■ **Rows**:
——————————

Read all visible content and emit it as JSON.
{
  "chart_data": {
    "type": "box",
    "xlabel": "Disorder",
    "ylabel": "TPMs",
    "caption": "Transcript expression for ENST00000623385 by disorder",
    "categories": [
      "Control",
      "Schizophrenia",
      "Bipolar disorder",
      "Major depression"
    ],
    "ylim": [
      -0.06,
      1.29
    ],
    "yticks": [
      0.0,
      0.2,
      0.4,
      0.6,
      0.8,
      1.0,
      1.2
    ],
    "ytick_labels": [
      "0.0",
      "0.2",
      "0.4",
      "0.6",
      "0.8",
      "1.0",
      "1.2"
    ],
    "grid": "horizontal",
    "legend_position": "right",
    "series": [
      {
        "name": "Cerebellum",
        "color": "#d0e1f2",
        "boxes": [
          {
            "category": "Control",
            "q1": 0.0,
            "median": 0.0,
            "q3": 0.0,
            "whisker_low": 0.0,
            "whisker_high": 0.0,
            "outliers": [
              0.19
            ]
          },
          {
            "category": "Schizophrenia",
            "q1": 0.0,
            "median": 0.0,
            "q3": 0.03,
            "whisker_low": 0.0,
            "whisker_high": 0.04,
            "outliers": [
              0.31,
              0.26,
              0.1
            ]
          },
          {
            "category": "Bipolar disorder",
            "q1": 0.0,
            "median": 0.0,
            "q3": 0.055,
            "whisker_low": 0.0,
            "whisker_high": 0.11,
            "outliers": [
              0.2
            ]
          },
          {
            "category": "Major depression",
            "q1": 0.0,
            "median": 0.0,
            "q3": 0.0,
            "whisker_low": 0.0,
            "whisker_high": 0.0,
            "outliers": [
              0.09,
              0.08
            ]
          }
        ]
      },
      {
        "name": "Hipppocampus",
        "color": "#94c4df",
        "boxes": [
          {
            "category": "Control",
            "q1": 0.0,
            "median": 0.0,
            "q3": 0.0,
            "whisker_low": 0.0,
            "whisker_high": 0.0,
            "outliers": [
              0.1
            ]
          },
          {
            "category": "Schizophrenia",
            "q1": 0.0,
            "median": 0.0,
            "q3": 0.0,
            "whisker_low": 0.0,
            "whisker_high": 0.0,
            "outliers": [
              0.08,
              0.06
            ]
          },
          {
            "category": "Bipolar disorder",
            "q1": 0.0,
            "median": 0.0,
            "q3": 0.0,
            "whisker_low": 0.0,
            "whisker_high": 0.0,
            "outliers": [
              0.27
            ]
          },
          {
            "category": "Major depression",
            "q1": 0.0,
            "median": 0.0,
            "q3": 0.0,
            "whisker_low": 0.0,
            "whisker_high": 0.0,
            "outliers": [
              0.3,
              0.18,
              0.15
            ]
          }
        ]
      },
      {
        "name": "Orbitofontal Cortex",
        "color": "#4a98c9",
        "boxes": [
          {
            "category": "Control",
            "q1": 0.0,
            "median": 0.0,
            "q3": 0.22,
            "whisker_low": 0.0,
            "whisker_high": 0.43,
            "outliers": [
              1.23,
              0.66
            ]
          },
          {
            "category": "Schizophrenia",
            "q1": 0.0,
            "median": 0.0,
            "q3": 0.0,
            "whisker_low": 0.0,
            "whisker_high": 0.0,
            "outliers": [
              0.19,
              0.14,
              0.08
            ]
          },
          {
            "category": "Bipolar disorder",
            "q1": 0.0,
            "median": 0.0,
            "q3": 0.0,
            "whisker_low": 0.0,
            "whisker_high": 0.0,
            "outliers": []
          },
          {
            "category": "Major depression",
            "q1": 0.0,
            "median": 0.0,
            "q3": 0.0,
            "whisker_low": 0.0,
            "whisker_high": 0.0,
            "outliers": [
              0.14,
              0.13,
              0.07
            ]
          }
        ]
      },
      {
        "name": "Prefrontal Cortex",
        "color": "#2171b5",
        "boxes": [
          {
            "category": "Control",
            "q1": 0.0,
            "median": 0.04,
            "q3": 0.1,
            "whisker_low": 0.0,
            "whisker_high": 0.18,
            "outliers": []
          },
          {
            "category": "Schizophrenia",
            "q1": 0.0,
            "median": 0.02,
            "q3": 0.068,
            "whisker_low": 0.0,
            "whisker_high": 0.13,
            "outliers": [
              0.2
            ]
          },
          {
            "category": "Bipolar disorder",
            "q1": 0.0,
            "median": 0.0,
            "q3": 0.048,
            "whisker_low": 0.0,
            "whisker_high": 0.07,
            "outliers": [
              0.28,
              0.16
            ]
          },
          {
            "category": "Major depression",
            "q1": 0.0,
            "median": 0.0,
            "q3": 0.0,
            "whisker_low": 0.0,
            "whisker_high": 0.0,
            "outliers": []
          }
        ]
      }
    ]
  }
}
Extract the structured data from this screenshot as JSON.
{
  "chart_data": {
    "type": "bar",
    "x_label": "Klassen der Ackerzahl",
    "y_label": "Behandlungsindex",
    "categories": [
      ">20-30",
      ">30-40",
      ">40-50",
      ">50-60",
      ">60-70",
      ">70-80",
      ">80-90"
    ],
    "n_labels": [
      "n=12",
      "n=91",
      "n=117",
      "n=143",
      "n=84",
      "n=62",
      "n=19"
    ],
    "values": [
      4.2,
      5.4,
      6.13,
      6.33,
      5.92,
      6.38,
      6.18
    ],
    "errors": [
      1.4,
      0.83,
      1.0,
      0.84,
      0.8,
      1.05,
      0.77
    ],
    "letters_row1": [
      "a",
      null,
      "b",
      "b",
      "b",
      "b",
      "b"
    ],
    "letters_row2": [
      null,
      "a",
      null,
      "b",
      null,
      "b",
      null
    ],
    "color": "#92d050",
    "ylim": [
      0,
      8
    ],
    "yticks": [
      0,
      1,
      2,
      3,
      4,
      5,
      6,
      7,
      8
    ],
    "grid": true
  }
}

——————————

■ **Written request**: Extract the listing in its entirety, matching it exactly.

■ **Response to this exercise**:
Read all visible content and emit it as JSON.
{
  "chart_data": {
    "type": "box",
    "xlabel": "Disorder",
    "ylabel": "TPMs",
    "caption": "Transcript expression for ENST00000623385 by disorder",
    "categories": [
      "Control",
      "Schizophrenia",
      "Bipolar disorder",
      "Major depression"
    ],
    "ylim": [
      -0.06,
      1.29
    ],
    "yticks": [
      0.0,
      0.2,
      0.4,
      0.6,
      0.8,
      1.0,
      1.2
    ],
    "ytick_labels": [
      "0.0",
      "0.2",
      "0.4",
      "0.6",
      "0.8",
      "1.0",
      "1.2"
    ],
    "grid": "horizontal",
    "legend_position": "right",
    "series": [
      {
        "name": "Cerebellum",
        "color": "#d0e1f2",
        "boxes": [
          {
            "category": "Control",
            "q1": 0.0,
            "median": 0.0,
            "q3": 0.0,
            "whisker_low": 0.0,
            "whisker_high": 0.0,
            "outliers": [
              0.19
            ]
          },
          {
            "category": "Schizophrenia",
            "q1": 0.0,
            "median": 0.0,
            "q3": 0.03,
            "whisker_low": 0.0,
            "whisker_high": 0.04,
            "outliers": [
              0.31,
              0.26,
              0.1
            ]
          },
          {
            "category": "Bipolar disorder",
            "q1": 0.0,
            "median": 0.0,
            "q3": 0.055,
            "whisker_low": 0.0,
            "whisker_high": 0.11,
            "outliers": [
              0.2
            ]
          },
          {
            "category": "Major depression",
            "q1": 0.0,
            "median": 0.0,
            "q3": 0.0,
            "whisker_low": 0.0,
            "whisker_high": 0.0,
            "outliers": [
              0.09,
              0.08
            ]
          }
        ]
      },
      {
        "name": "Hipppocampus",
        "color": "#94c4df",
        "boxes": [
          {
            "category": "Control",
            "q1": 0.0,
            "median": 0.0,
            "q3": 0.0,
            "whisker_low": 0.0,
            "whisker_high": 0.0,
            "outliers": [
              0.1
            ]
          },
          {
            "category": "Schizophrenia",
            "q1": 0.0,
            "median": 0.0,
            "q3": 0.0,
            "whisker_low": 0.0,
            "whisker_high": 0.0,
            "outliers": [
              0.08,
              0.06
            ]
          },
          {
            "category": "Bipolar disorder",
            "q1": 0.0,
            "median": 0.0,
            "q3": 0.0,
            "whisker_low": 0.0,
            "whisker_high": 0.0,
            "outliers": [
              0.27
            ]
          },
          {
            "category": "Major depression",
            "q1": 0.0,
            "median": 0.0,
            "q3": 0.0,
            "whisker_low": 0.0,
            "whisker_high": 0.0,
            "outliers": [
              0.3,
              0.18,
              0.15
            ]
          }
        ]
      },
      {
        "name": "Orbitofontal Cortex",
        "color": "#4a98c9",
        "boxes": [
          {
            "category": "Control",
            "q1": 0.0,
            "median": 0.0,
            "q3": 0.22,
            "whisker_low": 0.0,
            "whisker_high": 0.43,
            "outliers": [
              1.23,
              0.66
            ]
          },
          {
            "category": "Schizophrenia",
            "q1": 0.0,
            "median": 0.0,
            "q3": 0.0,
            "whisker_low": 0.0,
            "whisker_high": 0.0,
            "outliers": [
              0.19,
              0.14,
              0.08
            ]
          },
          {
            "category": "Bipolar disorder",
            "q1": 0.0,
            "median": 0.0,
            "q3": 0.0,
            "whisker_low": 0.0,
            "whisker_high": 0.0,
            "outliers": []
          },
          {
            "category": "Major depression",
            "q1": 0.0,
            "median": 0.0,
            "q3": 0.0,
            "whisker_low": 0.0,
            "whisker_high": 0.0,
            "outliers": [
              0.14,
              0.13,
              0.07
            ]
          }
        ]
      },
      {
        "name": "Prefrontal Cortex",
        "color": "#2171b5",
        "boxes": [
          {
            "category": "Control",
            "q1": 0.0,
            "median": 0.04,
            "q3": 0.1,
            "whisker_low": 0.0,
            "whisker_high": 0.18,
            "outliers": []
          },
          {
            "category": "Schizophrenia",
            "q1": 0.0,
            "median": 0.02,
            "q3": 0.068,
            "whisker_low": 0.0,
            "whisker_high": 0.13,
            "outliers": [
              0.2
            ]
          },
          {
            "category": "Bipolar disorder",
            "q1": 0.0,
            "median": 0.0,
            "q3": 0.048,
            "whisker_low": 0.0,
            "whisker_high": 0.07,
            "outliers": [
              0.28,
              0.16
            ]
          },
          {
            "category": "Major depression",
            "q1": 0.0,
            "median": 0.0,
            "q3": 0.0,
            "whisker_low": 0.0,
            "whisker_high": 0.0,
            "outliers": []
          }
        ]
      }
    ]
  }
}
Extract the structured data from this screenshot as JSON.
{
  "chart_data": {
    "type": "bar",
    "x_label": "Klassen der Ackerzahl",
    "y_label": "Behandlungsindex",
    "categories": [
      ">20-30",
      ">30-40",
      ">40-50",
      ">50-60",
      ">60-70",
      ">70-80",
      ">80-90"
    ],
    "n_labels": [
      "n=12",
      "n=91",
      "n=117",
      "n=143",
      "n=84",
      "n=62",
      "n=19"
    ],
    "values": [
      4.2,
      5.4,
      6.13,
      6.33,
      5.92,
      6.38,
      6.18
    ],
    "errors": [
      1.4,
      0.83,
      1.0,
      0.84,
      0.8,
      1.05,
      0.77
    ],
    "letters_row1": [
      "a",
      null,
      "b",
      "b",
      "b",
      "b",
      "b"
    ],
    "letters_row2": [
      null,
      "a",
      null,
      "b",
      null,
      "b",
      null
    ],
    "color": "#92d050",
    "ylim": [
      0,
      8
    ],
    "yticks": [
      0,
      1,
      2,
      3,
      4,
      5,
      6,
      7,
      8
    ],
    "grid": true
  }
}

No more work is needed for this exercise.